begin Exercise materials

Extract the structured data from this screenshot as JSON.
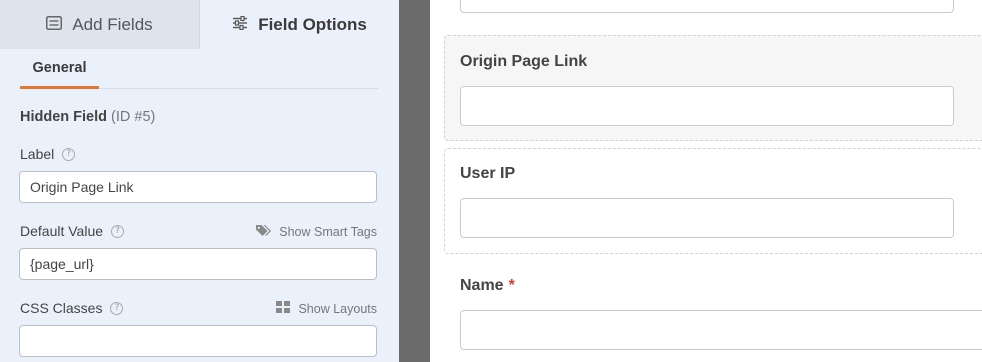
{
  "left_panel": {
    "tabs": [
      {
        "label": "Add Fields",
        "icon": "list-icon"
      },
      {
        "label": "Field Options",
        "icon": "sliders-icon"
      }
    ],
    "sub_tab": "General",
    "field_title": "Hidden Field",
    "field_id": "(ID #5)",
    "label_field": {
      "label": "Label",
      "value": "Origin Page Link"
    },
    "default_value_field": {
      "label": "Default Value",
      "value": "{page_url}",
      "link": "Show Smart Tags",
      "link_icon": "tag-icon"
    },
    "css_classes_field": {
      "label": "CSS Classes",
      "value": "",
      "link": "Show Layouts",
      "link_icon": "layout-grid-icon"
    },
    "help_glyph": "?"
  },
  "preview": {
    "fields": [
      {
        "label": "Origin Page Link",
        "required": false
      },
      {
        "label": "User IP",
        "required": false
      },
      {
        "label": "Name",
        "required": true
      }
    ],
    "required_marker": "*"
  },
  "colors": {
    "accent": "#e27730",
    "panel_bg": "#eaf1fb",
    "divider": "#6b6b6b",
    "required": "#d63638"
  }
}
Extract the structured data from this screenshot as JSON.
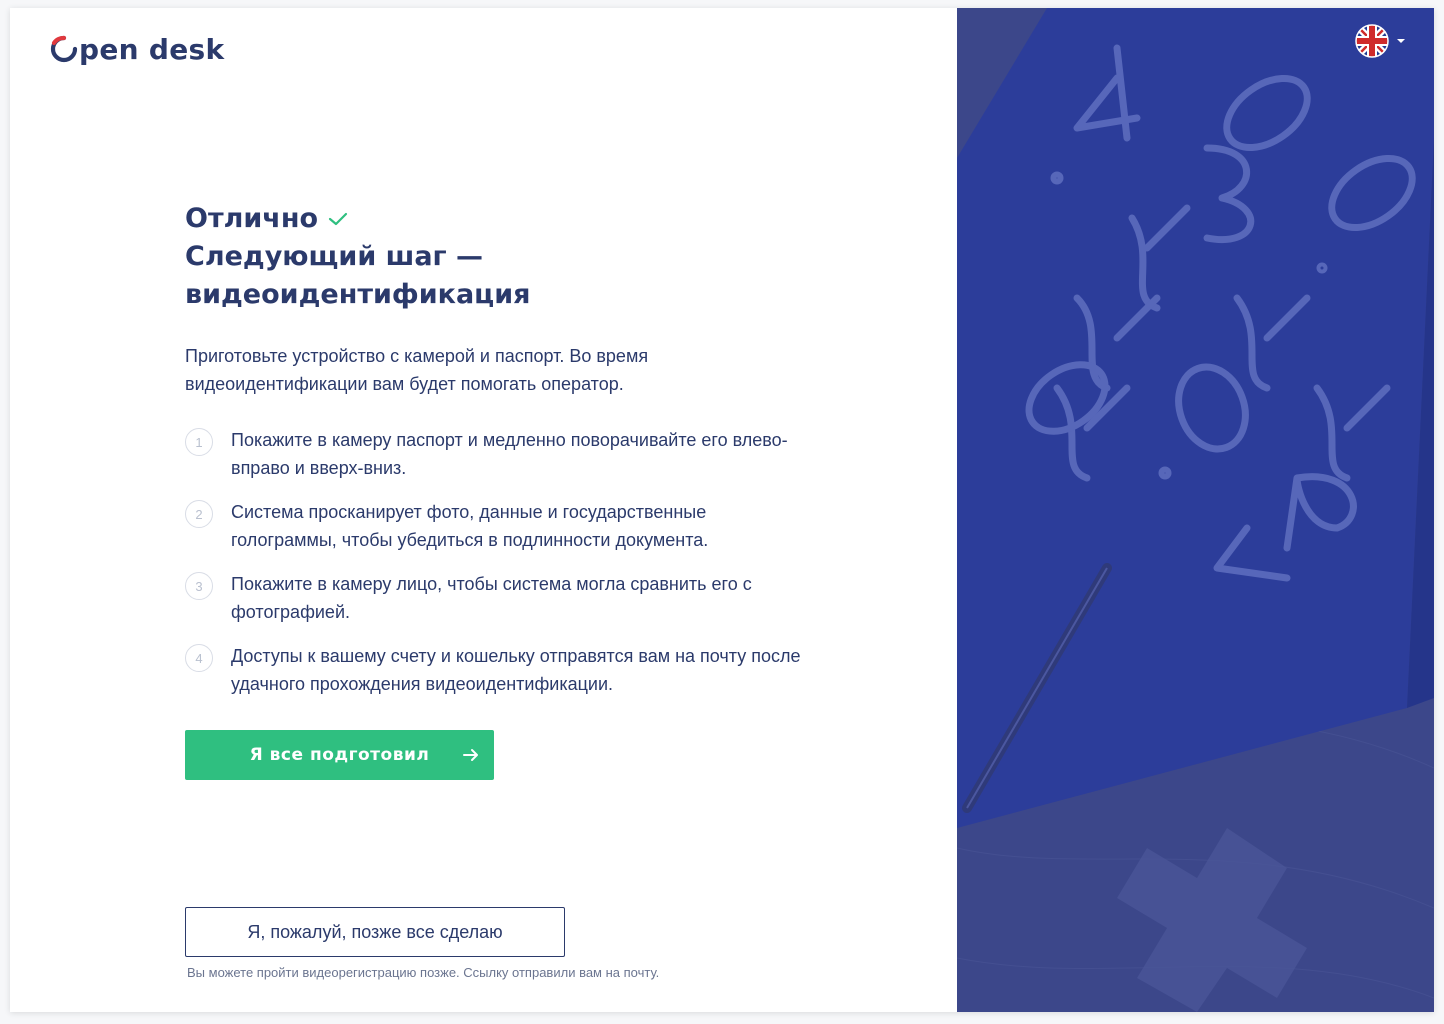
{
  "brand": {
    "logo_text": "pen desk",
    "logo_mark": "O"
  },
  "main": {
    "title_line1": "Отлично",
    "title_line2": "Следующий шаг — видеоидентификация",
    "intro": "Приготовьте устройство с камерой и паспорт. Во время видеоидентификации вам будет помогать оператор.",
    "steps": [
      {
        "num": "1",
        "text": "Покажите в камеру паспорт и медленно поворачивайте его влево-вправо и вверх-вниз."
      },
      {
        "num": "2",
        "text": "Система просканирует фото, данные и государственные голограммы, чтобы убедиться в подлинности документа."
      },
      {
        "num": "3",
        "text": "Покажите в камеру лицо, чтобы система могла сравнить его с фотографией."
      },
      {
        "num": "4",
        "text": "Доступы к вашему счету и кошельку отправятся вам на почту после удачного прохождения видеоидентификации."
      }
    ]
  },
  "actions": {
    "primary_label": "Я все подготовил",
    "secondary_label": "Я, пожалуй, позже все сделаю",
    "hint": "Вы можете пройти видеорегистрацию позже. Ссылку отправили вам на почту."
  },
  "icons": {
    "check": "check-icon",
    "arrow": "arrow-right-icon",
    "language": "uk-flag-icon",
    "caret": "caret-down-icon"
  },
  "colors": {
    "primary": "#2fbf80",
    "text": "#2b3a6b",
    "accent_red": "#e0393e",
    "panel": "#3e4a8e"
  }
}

end Exercise materials

### Do this:
Copy out the whole listing exactly, and don't carry over any pictures.

### Task solution:
Extract the structured data from this screenshot as JSON.
{
  "left_panel": {
    "tabs": [
      {
        "label": "Add Fields",
        "icon": "list-icon"
      },
      {
        "label": "Field Options",
        "icon": "sliders-icon"
      }
    ],
    "sub_tab": "General",
    "field_title": "Hidden Field",
    "field_id": "(ID #5)",
    "label_field": {
      "label": "Label",
      "value": "Origin Page Link"
    },
    "default_value_field": {
      "label": "Default Value",
      "value": "{page_url}",
      "link": "Show Smart Tags",
      "link_icon": "tag-icon"
    },
    "css_classes_field": {
      "label": "CSS Classes",
      "value": "",
      "link": "Show Layouts",
      "link_icon": "layout-grid-icon"
    },
    "help_glyph": "?"
  },
  "preview": {
    "fields": [
      {
        "label": "Origin Page Link",
        "required": false
      },
      {
        "label": "User IP",
        "required": false
      },
      {
        "label": "Name",
        "required": true
      }
    ],
    "required_marker": "*"
  },
  "colors": {
    "accent": "#e27730",
    "panel_bg": "#eaf1fb",
    "divider": "#6b6b6b",
    "required": "#d63638"
  }
}
Extract the structured data from this screenshot as JSON.
{
  "brand": {
    "logo_text": "pen desk",
    "logo_mark": "O"
  },
  "main": {
    "title_line1": "Отлично",
    "title_line2": "Следующий шаг — видеоидентификация",
    "intro": "Приготовьте устройство с камерой и паспорт. Во время видеоидентификации вам будет помогать оператор.",
    "steps": [
      {
        "num": "1",
        "text": "Покажите в камеру паспорт и медленно поворачивайте его влево-вправо и вверх-вниз."
      },
      {
        "num": "2",
        "text": "Система просканирует фото, данные и государственные голограммы, чтобы убедиться в подлинности документа."
      },
      {
        "num": "3",
        "text": "Покажите в камеру лицо, чтобы система могла сравнить его с фотографией."
      },
      {
        "num": "4",
        "text": "Доступы к вашему счету и кошельку отправятся вам на почту после удачного прохождения видеоидентификации."
      }
    ]
  },
  "actions": {
    "primary_label": "Я все подготовил",
    "secondary_label": "Я, пожалуй, позже все сделаю",
    "hint": "Вы можете пройти видеорегистрацию позже. Ссылку отправили вам на почту."
  },
  "icons": {
    "check": "check-icon",
    "arrow": "arrow-right-icon",
    "language": "uk-flag-icon",
    "caret": "caret-down-icon"
  },
  "colors": {
    "primary": "#2fbf80",
    "text": "#2b3a6b",
    "accent_red": "#e0393e",
    "panel": "#3e4a8e"
  }
}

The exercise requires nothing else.